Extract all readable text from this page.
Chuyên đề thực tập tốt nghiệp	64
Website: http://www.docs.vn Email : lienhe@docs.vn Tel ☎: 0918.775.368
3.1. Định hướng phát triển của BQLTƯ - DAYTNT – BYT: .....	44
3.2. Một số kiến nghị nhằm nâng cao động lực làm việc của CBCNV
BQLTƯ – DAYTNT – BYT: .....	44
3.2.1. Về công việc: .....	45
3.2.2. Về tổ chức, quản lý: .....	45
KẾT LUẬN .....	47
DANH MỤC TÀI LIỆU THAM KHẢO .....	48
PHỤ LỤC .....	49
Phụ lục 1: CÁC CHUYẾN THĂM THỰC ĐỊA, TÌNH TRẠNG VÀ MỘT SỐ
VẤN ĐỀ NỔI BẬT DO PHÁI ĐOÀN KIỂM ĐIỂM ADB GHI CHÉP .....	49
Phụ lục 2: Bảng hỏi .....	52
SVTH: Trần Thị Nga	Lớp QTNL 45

○ ○ ○ ○ ○

▶ WHAT TO DO
From the data above, show each line that contains "BQLTƯ".

▶ EXERCISE SOLUTION
3.1. Định hướng phát triển của BQLTƯ - DAYTNT – BYT: .....	44
BQLTƯ – DAYTNT – BYT: .....	44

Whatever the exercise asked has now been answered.